● **Aim of the exercise**:
Identify the lines bearing the string "JSON" and gather them.

Excerpts from a figure dataset

--

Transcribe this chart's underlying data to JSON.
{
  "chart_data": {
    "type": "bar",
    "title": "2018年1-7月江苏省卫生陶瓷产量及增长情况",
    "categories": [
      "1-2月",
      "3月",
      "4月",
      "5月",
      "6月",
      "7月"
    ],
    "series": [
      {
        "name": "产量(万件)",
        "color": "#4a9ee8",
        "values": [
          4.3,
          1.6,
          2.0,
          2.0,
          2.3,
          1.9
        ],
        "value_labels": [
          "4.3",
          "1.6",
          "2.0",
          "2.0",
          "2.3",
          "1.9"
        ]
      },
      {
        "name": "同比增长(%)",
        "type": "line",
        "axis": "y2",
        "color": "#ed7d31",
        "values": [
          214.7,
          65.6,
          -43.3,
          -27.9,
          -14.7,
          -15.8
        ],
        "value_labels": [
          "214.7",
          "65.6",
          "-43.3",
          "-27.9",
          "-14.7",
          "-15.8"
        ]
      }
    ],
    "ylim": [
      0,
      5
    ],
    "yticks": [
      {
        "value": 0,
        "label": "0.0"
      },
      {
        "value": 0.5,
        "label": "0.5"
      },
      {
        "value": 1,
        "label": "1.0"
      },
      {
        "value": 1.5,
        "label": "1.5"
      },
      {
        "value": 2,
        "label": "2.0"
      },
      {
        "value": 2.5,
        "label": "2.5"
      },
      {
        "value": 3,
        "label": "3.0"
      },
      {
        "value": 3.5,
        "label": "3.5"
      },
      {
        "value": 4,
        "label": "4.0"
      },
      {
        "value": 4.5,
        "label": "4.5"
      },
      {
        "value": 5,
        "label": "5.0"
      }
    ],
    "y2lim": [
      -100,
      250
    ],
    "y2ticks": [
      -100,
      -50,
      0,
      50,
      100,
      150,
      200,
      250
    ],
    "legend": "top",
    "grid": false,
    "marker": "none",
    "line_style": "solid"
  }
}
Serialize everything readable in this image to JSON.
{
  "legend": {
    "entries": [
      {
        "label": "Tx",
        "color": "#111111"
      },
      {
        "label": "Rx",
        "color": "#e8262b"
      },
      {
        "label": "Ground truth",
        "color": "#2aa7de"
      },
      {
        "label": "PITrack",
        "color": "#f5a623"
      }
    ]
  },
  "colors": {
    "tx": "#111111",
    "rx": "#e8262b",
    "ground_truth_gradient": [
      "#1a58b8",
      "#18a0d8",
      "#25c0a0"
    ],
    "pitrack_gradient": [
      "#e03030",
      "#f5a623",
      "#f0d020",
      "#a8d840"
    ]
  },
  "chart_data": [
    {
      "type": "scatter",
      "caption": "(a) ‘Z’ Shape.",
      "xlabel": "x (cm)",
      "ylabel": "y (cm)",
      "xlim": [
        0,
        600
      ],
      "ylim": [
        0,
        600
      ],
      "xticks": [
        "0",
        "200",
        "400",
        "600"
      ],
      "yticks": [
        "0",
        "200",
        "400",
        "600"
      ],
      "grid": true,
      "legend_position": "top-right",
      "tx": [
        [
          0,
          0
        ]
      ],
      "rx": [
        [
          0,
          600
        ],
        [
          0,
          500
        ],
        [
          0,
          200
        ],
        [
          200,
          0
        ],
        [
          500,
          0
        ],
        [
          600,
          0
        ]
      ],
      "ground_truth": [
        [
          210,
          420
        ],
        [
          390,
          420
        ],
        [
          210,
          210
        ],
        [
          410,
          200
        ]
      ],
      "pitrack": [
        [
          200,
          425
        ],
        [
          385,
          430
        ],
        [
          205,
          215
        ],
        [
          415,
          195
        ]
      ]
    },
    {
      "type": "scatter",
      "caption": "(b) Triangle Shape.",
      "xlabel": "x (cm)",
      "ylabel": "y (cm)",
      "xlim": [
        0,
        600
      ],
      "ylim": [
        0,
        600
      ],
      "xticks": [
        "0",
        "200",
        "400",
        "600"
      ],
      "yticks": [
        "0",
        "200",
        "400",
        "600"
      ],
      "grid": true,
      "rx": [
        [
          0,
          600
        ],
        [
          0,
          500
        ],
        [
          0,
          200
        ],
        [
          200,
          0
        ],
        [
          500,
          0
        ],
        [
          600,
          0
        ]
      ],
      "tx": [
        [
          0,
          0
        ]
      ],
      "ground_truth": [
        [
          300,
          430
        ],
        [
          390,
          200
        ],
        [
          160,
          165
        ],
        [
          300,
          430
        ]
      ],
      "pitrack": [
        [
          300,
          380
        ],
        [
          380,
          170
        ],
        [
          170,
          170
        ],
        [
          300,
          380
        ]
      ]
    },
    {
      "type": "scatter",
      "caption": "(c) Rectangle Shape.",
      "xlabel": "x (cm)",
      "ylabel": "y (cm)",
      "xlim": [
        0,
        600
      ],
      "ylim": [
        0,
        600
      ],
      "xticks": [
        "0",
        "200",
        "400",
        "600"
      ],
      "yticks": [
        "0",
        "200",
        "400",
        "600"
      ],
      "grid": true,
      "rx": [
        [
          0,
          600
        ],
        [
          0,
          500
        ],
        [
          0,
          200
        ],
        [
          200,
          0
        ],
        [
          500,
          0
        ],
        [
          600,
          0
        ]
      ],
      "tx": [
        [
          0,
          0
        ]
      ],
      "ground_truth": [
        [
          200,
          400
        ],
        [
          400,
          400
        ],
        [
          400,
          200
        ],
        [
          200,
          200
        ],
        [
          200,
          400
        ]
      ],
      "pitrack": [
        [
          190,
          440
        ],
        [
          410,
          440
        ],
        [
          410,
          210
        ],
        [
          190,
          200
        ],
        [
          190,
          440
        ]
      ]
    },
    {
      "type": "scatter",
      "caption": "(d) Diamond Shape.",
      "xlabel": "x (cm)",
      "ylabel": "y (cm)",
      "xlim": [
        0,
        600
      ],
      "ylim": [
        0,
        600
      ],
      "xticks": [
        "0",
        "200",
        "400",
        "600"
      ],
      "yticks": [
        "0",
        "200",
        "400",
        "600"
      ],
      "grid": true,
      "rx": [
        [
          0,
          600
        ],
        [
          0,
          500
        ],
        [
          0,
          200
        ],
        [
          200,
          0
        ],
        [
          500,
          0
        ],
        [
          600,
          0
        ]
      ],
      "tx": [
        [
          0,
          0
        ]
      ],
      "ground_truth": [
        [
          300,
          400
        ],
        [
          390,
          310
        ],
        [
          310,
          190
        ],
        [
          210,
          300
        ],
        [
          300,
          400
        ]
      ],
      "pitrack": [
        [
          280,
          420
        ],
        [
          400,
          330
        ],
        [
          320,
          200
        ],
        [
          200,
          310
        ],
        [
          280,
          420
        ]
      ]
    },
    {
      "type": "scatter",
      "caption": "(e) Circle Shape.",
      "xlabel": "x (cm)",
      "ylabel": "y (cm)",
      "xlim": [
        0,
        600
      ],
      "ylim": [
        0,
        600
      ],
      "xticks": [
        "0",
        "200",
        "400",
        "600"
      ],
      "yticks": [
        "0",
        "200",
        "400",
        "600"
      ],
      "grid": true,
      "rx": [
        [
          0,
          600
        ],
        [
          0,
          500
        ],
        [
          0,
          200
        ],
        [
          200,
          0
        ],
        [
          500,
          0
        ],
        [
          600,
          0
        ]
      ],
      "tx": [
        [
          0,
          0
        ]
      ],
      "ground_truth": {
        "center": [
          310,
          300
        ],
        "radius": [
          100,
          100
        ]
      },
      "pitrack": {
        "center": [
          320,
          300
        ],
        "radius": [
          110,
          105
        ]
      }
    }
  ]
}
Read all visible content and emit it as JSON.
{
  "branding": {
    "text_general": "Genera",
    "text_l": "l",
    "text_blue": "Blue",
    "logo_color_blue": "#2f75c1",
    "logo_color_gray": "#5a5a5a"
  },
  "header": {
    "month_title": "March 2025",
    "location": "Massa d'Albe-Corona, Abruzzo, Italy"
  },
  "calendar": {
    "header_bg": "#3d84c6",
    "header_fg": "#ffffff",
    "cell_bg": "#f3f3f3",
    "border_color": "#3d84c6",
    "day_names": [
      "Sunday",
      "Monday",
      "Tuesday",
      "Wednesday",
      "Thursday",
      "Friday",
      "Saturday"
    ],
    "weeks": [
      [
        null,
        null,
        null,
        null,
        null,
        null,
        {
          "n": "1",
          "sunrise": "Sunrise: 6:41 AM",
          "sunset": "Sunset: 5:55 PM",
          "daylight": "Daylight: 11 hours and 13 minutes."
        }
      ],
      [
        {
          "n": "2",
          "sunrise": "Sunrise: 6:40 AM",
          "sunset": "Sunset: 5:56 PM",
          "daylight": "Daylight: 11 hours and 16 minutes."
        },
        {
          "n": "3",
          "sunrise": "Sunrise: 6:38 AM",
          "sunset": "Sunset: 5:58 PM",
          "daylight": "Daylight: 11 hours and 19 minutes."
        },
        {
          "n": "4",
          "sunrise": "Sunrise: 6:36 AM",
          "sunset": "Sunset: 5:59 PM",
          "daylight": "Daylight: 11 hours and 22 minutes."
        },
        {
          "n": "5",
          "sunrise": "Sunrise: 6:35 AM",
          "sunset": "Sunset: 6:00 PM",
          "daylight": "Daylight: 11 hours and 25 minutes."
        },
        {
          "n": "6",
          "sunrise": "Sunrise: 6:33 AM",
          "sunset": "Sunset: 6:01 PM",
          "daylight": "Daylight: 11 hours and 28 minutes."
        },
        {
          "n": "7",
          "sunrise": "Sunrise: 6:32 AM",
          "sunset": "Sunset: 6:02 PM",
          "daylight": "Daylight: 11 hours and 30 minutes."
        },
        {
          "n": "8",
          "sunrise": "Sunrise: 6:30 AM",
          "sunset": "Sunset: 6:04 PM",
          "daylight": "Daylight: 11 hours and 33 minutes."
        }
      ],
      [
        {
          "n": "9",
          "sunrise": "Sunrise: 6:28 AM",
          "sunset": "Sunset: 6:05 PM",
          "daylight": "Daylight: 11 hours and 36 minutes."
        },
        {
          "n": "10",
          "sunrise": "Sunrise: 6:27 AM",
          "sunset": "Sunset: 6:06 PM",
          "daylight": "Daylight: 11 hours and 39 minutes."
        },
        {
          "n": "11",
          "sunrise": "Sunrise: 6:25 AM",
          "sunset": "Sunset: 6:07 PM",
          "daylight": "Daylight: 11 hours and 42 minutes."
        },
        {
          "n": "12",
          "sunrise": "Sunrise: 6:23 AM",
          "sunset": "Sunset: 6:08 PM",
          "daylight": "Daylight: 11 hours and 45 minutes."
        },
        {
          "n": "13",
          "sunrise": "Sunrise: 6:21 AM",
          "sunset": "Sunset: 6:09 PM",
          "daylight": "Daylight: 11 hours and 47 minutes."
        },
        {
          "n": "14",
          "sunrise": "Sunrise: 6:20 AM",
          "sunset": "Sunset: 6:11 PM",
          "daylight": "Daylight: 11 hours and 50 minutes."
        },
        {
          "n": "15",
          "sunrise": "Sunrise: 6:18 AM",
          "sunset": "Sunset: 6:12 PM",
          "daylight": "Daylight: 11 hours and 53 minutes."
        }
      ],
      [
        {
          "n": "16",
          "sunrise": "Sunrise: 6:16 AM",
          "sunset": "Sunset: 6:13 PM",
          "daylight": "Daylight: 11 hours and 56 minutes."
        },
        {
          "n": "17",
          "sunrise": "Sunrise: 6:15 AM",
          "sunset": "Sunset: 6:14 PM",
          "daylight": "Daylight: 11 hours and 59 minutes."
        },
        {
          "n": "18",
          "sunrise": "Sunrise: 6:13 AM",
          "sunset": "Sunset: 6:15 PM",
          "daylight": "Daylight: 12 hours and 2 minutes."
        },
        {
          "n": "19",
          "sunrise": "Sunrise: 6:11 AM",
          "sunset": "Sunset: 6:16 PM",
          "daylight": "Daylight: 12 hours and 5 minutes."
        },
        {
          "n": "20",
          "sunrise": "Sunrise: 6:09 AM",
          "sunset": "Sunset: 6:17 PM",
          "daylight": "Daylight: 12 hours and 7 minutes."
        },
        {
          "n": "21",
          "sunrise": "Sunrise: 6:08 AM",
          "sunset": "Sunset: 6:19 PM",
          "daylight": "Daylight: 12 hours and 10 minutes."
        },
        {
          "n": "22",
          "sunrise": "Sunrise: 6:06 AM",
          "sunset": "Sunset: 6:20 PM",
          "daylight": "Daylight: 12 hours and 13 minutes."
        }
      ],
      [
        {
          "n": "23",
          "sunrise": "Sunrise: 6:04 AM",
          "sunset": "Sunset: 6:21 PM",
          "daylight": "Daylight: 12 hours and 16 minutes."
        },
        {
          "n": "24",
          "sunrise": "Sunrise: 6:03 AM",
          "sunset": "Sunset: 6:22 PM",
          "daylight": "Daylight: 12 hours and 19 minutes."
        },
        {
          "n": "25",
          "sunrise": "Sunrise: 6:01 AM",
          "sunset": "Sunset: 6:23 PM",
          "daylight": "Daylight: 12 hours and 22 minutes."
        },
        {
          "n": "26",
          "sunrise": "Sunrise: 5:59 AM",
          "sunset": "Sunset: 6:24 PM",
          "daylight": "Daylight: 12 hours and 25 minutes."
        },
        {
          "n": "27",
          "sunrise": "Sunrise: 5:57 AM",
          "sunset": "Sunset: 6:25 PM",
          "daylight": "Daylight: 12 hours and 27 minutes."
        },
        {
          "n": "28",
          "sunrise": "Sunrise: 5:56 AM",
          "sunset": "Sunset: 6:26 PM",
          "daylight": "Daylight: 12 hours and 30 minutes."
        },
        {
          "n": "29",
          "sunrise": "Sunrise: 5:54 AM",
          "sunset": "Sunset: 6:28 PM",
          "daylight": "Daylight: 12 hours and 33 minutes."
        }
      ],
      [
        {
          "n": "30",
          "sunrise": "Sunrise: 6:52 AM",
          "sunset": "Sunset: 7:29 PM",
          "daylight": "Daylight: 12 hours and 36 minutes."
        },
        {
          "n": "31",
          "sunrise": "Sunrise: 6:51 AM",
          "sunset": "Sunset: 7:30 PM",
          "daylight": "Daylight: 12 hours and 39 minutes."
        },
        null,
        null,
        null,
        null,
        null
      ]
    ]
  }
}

--

● **Reply**:
Transcribe this chart's underlying data to JSON.
Serialize everything readable in this image to JSON.
Read all visible content and emit it as JSON.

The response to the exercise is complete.